WORK TO DO: Go through each line of the records below and count those with the word "Reason"; give only the total.
+ + + + +
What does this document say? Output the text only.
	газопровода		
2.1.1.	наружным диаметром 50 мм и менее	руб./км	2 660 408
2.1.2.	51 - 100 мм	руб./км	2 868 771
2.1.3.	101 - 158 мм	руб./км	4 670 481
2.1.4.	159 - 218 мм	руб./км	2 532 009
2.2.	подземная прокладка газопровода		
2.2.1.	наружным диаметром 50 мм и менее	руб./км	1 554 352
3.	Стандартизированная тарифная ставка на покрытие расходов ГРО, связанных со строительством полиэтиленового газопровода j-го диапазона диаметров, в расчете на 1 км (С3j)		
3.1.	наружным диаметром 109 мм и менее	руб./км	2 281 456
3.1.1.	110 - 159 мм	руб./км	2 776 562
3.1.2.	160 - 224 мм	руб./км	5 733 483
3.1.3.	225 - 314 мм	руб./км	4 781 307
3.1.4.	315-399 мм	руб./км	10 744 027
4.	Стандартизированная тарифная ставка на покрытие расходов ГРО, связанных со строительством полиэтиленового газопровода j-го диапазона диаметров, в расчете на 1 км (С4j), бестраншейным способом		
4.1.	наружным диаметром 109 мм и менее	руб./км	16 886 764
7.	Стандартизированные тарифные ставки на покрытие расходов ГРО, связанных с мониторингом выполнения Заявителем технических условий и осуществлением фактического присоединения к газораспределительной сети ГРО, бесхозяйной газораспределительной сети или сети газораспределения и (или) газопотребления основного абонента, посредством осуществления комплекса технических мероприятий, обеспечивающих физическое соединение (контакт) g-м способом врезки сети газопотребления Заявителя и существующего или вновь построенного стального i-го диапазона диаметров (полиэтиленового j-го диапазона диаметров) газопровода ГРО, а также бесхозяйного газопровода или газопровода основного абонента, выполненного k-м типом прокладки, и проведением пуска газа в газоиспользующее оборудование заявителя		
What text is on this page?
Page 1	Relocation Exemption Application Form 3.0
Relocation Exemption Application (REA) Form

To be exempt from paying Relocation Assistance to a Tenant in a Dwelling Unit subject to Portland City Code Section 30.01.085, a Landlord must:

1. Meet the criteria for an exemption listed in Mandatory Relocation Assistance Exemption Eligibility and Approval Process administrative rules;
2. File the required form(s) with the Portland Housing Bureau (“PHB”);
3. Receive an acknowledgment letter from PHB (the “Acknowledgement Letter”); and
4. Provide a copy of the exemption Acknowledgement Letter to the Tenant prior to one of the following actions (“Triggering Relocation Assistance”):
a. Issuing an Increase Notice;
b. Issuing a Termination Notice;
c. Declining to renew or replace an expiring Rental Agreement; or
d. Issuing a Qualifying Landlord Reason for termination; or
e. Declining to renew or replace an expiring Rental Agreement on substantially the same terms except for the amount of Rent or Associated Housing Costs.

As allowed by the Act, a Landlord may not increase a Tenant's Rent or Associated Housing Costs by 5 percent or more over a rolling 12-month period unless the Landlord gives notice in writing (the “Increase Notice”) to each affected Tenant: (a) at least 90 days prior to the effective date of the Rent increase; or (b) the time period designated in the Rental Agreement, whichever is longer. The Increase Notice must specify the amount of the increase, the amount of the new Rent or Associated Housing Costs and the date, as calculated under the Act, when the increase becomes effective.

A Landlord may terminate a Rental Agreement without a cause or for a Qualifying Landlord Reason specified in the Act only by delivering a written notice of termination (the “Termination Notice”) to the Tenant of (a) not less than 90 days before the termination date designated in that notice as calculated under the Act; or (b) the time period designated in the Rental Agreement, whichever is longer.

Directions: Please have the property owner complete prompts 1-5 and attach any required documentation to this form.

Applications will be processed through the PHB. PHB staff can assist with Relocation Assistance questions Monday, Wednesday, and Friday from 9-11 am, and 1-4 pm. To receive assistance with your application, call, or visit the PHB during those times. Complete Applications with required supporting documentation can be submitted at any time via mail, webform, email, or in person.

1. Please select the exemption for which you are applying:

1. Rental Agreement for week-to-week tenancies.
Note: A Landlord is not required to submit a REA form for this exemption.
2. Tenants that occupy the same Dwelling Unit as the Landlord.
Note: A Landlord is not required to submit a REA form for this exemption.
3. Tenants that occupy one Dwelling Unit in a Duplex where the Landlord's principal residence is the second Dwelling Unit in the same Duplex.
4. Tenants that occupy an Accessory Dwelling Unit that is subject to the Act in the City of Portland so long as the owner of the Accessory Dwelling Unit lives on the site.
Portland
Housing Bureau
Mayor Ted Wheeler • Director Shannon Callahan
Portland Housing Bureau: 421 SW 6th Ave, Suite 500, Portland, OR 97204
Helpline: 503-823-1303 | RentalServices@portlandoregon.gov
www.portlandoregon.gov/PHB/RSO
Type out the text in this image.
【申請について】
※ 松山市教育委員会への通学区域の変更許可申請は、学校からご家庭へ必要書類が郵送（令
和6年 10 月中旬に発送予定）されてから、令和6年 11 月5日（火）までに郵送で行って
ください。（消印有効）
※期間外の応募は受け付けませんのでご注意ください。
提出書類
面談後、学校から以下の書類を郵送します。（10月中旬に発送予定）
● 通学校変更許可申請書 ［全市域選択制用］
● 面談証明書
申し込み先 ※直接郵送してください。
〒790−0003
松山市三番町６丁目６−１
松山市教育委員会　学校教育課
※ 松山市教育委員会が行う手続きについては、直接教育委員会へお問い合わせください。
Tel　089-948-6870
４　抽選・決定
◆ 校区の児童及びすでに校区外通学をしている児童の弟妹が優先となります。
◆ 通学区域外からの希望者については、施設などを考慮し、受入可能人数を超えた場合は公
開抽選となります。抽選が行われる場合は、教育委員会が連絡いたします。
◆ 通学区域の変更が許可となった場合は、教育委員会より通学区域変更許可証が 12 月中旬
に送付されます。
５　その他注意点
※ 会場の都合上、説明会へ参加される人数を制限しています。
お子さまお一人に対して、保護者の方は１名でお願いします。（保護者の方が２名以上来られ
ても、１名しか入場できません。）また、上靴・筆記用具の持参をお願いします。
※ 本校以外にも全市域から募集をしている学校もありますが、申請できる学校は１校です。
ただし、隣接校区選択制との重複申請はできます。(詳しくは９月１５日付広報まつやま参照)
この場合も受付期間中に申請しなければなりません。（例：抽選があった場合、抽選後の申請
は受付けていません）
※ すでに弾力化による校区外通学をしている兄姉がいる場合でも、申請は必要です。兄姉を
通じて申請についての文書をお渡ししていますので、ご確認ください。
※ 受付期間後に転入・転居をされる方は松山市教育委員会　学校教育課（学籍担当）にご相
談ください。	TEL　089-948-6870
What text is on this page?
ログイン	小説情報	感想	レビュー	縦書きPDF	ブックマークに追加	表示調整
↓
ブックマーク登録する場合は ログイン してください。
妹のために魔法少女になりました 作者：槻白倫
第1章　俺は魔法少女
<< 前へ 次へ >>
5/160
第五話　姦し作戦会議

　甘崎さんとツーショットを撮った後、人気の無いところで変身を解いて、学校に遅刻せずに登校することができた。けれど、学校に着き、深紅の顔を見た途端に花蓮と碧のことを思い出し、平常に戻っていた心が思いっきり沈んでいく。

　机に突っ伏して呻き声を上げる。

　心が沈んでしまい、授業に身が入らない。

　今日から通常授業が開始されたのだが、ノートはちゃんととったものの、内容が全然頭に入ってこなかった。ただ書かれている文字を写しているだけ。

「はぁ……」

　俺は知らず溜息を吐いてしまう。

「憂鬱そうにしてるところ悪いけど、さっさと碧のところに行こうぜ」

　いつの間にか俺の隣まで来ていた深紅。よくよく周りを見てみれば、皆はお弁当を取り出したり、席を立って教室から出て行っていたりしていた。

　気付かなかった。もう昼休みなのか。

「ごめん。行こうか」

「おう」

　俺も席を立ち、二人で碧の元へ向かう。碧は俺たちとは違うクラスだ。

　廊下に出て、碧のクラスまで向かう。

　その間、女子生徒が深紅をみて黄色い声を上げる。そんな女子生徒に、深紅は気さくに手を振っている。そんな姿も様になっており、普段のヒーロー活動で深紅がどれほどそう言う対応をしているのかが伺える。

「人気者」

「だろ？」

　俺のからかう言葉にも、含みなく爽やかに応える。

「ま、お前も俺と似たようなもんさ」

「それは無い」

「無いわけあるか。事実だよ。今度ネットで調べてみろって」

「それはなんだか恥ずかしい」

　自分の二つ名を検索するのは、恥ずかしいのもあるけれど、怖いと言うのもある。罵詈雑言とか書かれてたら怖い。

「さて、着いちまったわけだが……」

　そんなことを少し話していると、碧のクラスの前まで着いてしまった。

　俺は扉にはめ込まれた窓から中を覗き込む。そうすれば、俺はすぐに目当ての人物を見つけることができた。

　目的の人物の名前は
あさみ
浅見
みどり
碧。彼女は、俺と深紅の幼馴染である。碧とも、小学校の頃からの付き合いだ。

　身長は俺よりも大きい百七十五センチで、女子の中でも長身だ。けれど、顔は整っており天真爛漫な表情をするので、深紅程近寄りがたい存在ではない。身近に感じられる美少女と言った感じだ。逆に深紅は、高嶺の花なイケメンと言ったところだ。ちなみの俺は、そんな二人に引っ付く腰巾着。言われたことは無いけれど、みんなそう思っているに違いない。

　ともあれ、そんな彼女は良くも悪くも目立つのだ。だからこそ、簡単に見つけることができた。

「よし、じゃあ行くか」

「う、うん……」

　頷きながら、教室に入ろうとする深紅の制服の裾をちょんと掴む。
+ + + + +
SOLVED PROBLEM: 2